#### [Goal]
Transcribe every entry below word for word, but skip the pictures.
## BEGIN
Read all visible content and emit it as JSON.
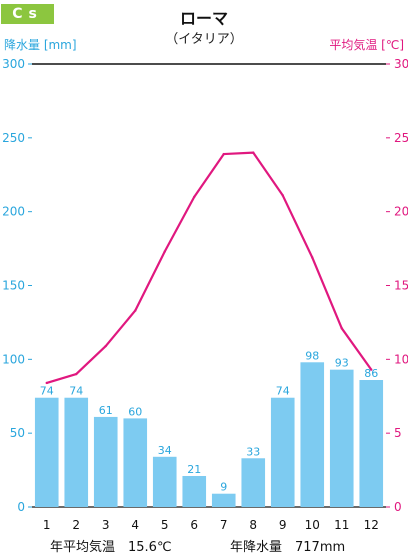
{
  "header": {
    "badge": "Cs",
    "title": "ローマ",
    "subtitle": "（イタリア）"
  },
  "footer": {
    "avg_temp": "年平均気温　15.6℃",
    "annual_precip": "年降水量　717mm"
  },
  "colors": {
    "badge": "#8cc63f",
    "bars": "#7dcbf1",
    "precip_text": "#2aa6dd",
    "temp_line": "#e0187f"
  },
  "chart_data": {
    "type": "bar+line",
    "categories": [
      "1",
      "2",
      "3",
      "4",
      "5",
      "6",
      "7",
      "8",
      "9",
      "10",
      "11",
      "12"
    ],
    "series": [
      {
        "kind": "bar",
        "axis": "left",
        "values": [
          74,
          74,
          61,
          60,
          34,
          21,
          9,
          33,
          74,
          98,
          93,
          86
        ]
      },
      {
        "kind": "line",
        "axis": "right",
        "values": [
          8.4,
          9.0,
          10.9,
          13.3,
          17.3,
          21.0,
          23.9,
          24.0,
          21.1,
          16.9,
          12.1,
          9.3
        ]
      }
    ],
    "ylabel": "降水量 [mm]",
    "y2label": "平均気温 [℃]",
    "ylim": [
      0,
      300
    ],
    "y2lim": [
      0,
      30
    ],
    "yticks": [
      "0",
      "50",
      "100",
      "150",
      "200",
      "250",
      "300"
    ],
    "y2ticks": [
      "0",
      "5",
      "10",
      "15",
      "20",
      "25",
      "30"
    ],
    "grid": false
  }
}
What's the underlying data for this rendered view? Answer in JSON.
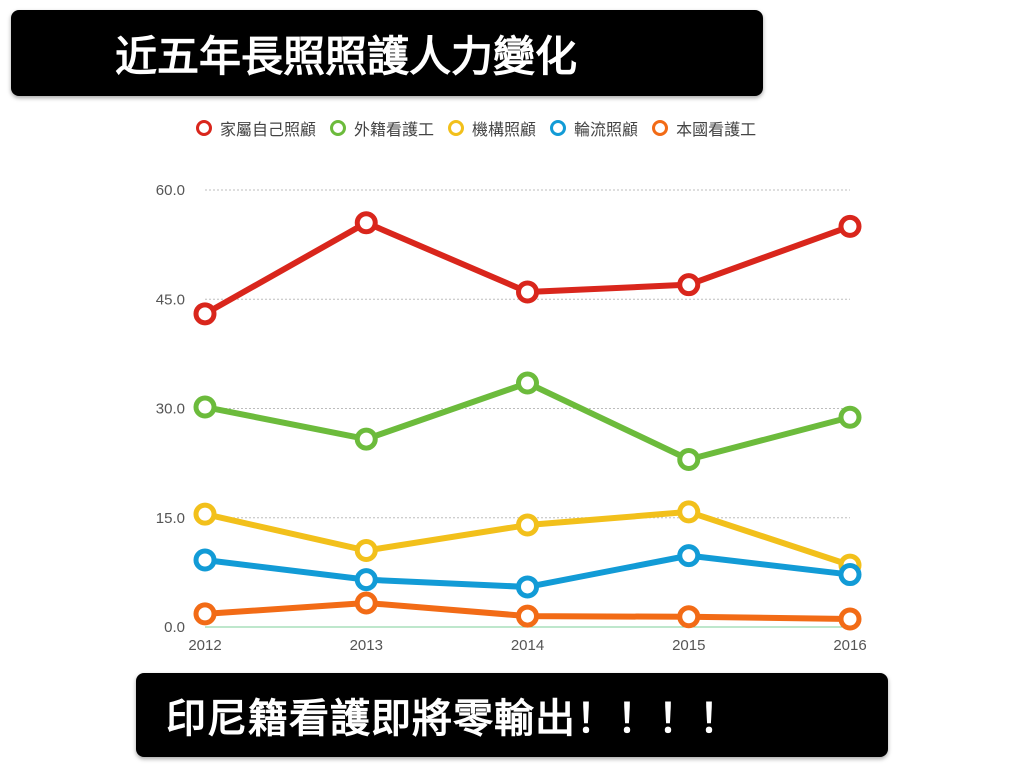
{
  "title": "近五年長照照護人力變化",
  "footer": "印尼籍看護即將零輸出！！！！",
  "chart_data": {
    "type": "line",
    "title": "",
    "xlabel": "",
    "ylabel": "",
    "x": [
      "2012",
      "2013",
      "2014",
      "2015",
      "2016"
    ],
    "ylim": [
      0,
      60
    ],
    "yticks": [
      "0.0",
      "15.0",
      "30.0",
      "45.0",
      "60.0"
    ],
    "grid": true,
    "legend_position": "top",
    "series": [
      {
        "name": "家屬自己照顧",
        "color": "#d9261c",
        "values": [
          43.0,
          55.5,
          46.0,
          47.0,
          55.0
        ]
      },
      {
        "name": "外籍看護工",
        "color": "#6cbb3c",
        "values": [
          30.2,
          25.8,
          33.5,
          23.0,
          28.8
        ]
      },
      {
        "name": "機構照顧",
        "color": "#f2c01b",
        "values": [
          15.5,
          10.5,
          14.0,
          15.8,
          8.5
        ]
      },
      {
        "name": "輪流照顧",
        "color": "#129bd6",
        "values": [
          9.2,
          6.5,
          5.5,
          9.8,
          7.2
        ]
      },
      {
        "name": "本國看護工",
        "color": "#f26b16",
        "values": [
          1.8,
          3.3,
          1.5,
          1.4,
          1.1
        ]
      }
    ]
  }
}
## END
#### [Answer to this task]
Read all visible content and emit it as JSON.
{
  "header": {
    "badge": "Cs",
    "title": "ローマ",
    "subtitle": "（イタリア）"
  },
  "footer": {
    "avg_temp": "年平均気温　15.6℃",
    "annual_precip": "年降水量　717mm"
  },
  "colors": {
    "badge": "#8cc63f",
    "bars": "#7dcbf1",
    "precip_text": "#2aa6dd",
    "temp_line": "#e0187f"
  },
  "chart_data": {
    "type": "bar+line",
    "categories": [
      "1",
      "2",
      "3",
      "4",
      "5",
      "6",
      "7",
      "8",
      "9",
      "10",
      "11",
      "12"
    ],
    "series": [
      {
        "kind": "bar",
        "axis": "left",
        "values": [
          74,
          74,
          61,
          60,
          34,
          21,
          9,
          33,
          74,
          98,
          93,
          86
        ]
      },
      {
        "kind": "line",
        "axis": "right",
        "values": [
          8.4,
          9.0,
          10.9,
          13.3,
          17.3,
          21.0,
          23.9,
          24.0,
          21.1,
          16.9,
          12.1,
          9.3
        ]
      }
    ],
    "ylabel": "降水量 [mm]",
    "y2label": "平均気温 [℃]",
    "ylim": [
      0,
      300
    ],
    "y2lim": [
      0,
      30
    ],
    "yticks": [
      "0",
      "50",
      "100",
      "150",
      "200",
      "250",
      "300"
    ],
    "y2ticks": [
      "0",
      "5",
      "10",
      "15",
      "20",
      "25",
      "30"
    ],
    "grid": false
  }
}
What's the underlying data for this rendered view? Answer in JSON.
{
  "title": "近五年長照照護人力變化",
  "footer": "印尼籍看護即將零輸出！！！！",
  "chart_data": {
    "type": "line",
    "title": "",
    "xlabel": "",
    "ylabel": "",
    "x": [
      "2012",
      "2013",
      "2014",
      "2015",
      "2016"
    ],
    "ylim": [
      0,
      60
    ],
    "yticks": [
      "0.0",
      "15.0",
      "30.0",
      "45.0",
      "60.0"
    ],
    "grid": true,
    "legend_position": "top",
    "series": [
      {
        "name": "家屬自己照顧",
        "color": "#d9261c",
        "values": [
          43.0,
          55.5,
          46.0,
          47.0,
          55.0
        ]
      },
      {
        "name": "外籍看護工",
        "color": "#6cbb3c",
        "values": [
          30.2,
          25.8,
          33.5,
          23.0,
          28.8
        ]
      },
      {
        "name": "機構照顧",
        "color": "#f2c01b",
        "values": [
          15.5,
          10.5,
          14.0,
          15.8,
          8.5
        ]
      },
      {
        "name": "輪流照顧",
        "color": "#129bd6",
        "values": [
          9.2,
          6.5,
          5.5,
          9.8,
          7.2
        ]
      },
      {
        "name": "本國看護工",
        "color": "#f26b16",
        "values": [
          1.8,
          3.3,
          1.5,
          1.4,
          1.1
        ]
      }
    ]
  }
}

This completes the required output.